What is asked: Every record must appear in your copy exactly as written, with no pictures.

==== Records to process

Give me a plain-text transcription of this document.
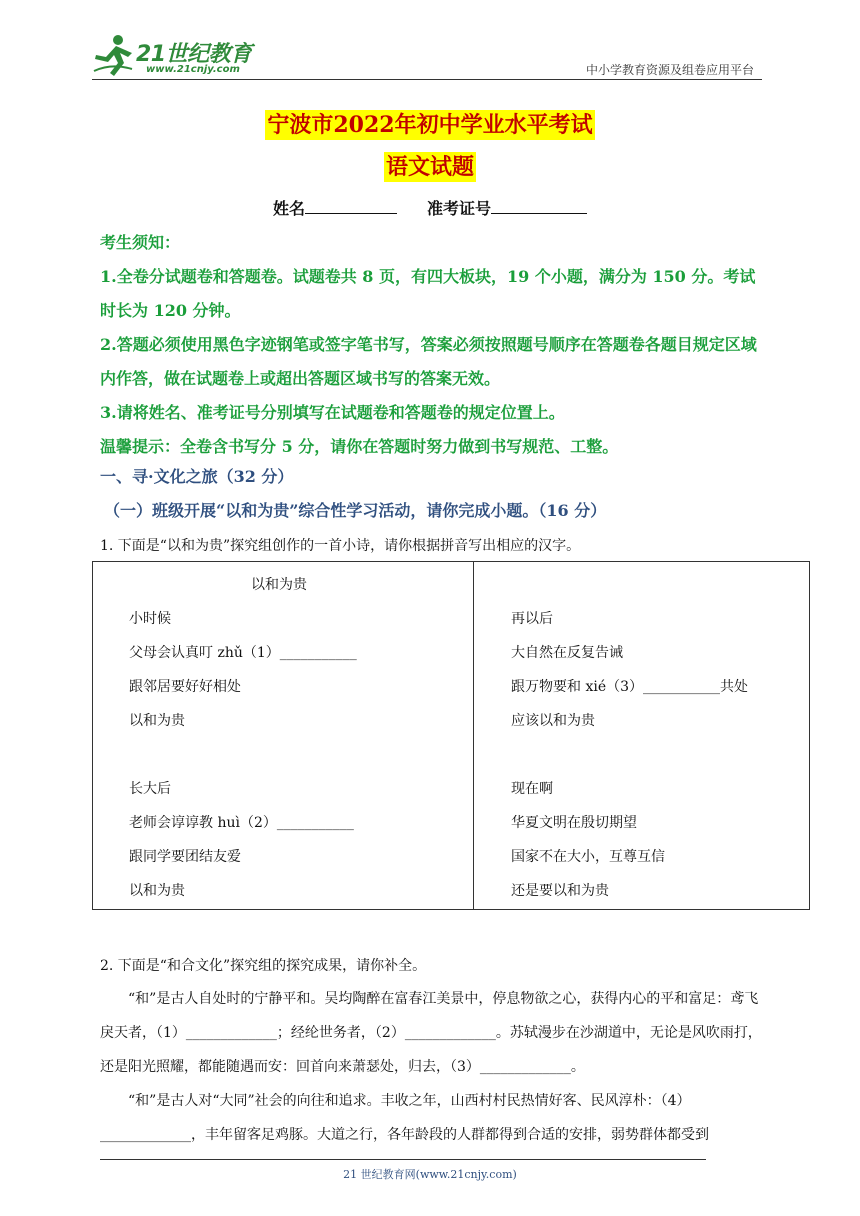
21世纪教育
www.21cnjy.com	中小学教育资源及组卷应用平台
宁波市2022年初中学业水平考试
语文试题
姓名	准考证号

考生须知：

1.全卷分试题卷和答题卷。试题卷共 8 页，有四大板块，19 个小题，满分为 150 分。考试时长为 120 分钟。

2.答题必须使用黑色字迹钢笔或签字笔书写，答案必须按照题号顺序在答题卷各题目规定区域内作答，做在试题卷上或超出答题区域书写的答案无效。

3.请将姓名、准考证号分别填写在试题卷和答题卷的规定位置上。

温馨提示：全卷含书写分 5 分，请你在答题时努力做到书写规范、工整。

一、寻·文化之旅（32 分）
（一）班级开展“以和为贵”综合性学习活动，请你完成小题。（16 分）
1. 下面是“以和为贵”探究组创作的一首小诗，请你根据拼音写出相应的汉字。
以和为贵
小时候
父母会认真叮 zhǔ（1）___________
跟邻居要好好相处
以和为贵
长大后
老师会谆谆教 huì（2）___________
跟同学要团结友爱
以和为贵
再以后
大自然在反复告诫
跟万物要和 xié（3）___________共处
应该以和为贵
现在啊
华夏文明在殷切期望
国家不在大小，互尊互信
还是要以和为贵
2. 下面是“和合文化”探究组的探究成果，请你补全。

“和”是古人自处时的宁静平和。吴均陶醉在富春江美景中，停息物欲之心，获得内心的平和富足：鸢飞戾天者，（1）_____________；经纶世务者，（2）_____________。苏轼漫步在沙湖道中，无论是风吹雨打，还是阳光照耀，都能随遇而安：回首向来萧瑟处，归去，（3）_____________。

“和”是古人对“大同”社会的向往和追求。丰收之年，山西村村民热情好客、民风淳朴：（4）_____________，丰年留客足鸡豚。大道之行，各年龄段的人群都得到合适的安排，弱势群体都受到

21 世纪教育网(www.21cnjy.com)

========

Solution for this exercise:
Give me a plain-text transcription of this document.
21世纪教育
www.21cnjy.com	中小学教育资源及组卷应用平台
宁波市2022年初中学业水平考试
语文试题
姓名	准考证号

考生须知：

1.全卷分试题卷和答题卷。试题卷共 8 页，有四大板块，19 个小题，满分为 150 分。考试时长为 120 分钟。

2.答题必须使用黑色字迹钢笔或签字笔书写，答案必须按照题号顺序在答题卷各题目规定区域内作答，做在试题卷上或超出答题区域书写的答案无效。

3.请将姓名、准考证号分别填写在试题卷和答题卷的规定位置上。

温馨提示：全卷含书写分 5 分，请你在答题时努力做到书写规范、工整。

一、寻·文化之旅（32 分）
（一）班级开展“以和为贵”综合性学习活动，请你完成小题。（16 分）
1. 下面是“以和为贵”探究组创作的一首小诗，请你根据拼音写出相应的汉字。
以和为贵
小时候
父母会认真叮 zhǔ（1）___________
跟邻居要好好相处
以和为贵
长大后
老师会谆谆教 huì（2）___________
跟同学要团结友爱
以和为贵
再以后
大自然在反复告诫
跟万物要和 xié（3）___________共处
应该以和为贵
现在啊
华夏文明在殷切期望
国家不在大小，互尊互信
还是要以和为贵
2. 下面是“和合文化”探究组的探究成果，请你补全。

“和”是古人自处时的宁静平和。吴均陶醉在富春江美景中，停息物欲之心，获得内心的平和富足：鸢飞戾天者，（1）_____________；经纶世务者，（2）_____________。苏轼漫步在沙湖道中，无论是风吹雨打，还是阳光照耀，都能随遇而安：回首向来萧瑟处，归去，（3）_____________。

“和”是古人对“大同”社会的向往和追求。丰收之年，山西村村民热情好客、民风淳朴：（4）_____________，丰年留客足鸡豚。大道之行，各年龄段的人群都得到合适的安排，弱势群体都受到

21 世纪教育网(www.21cnjy.com)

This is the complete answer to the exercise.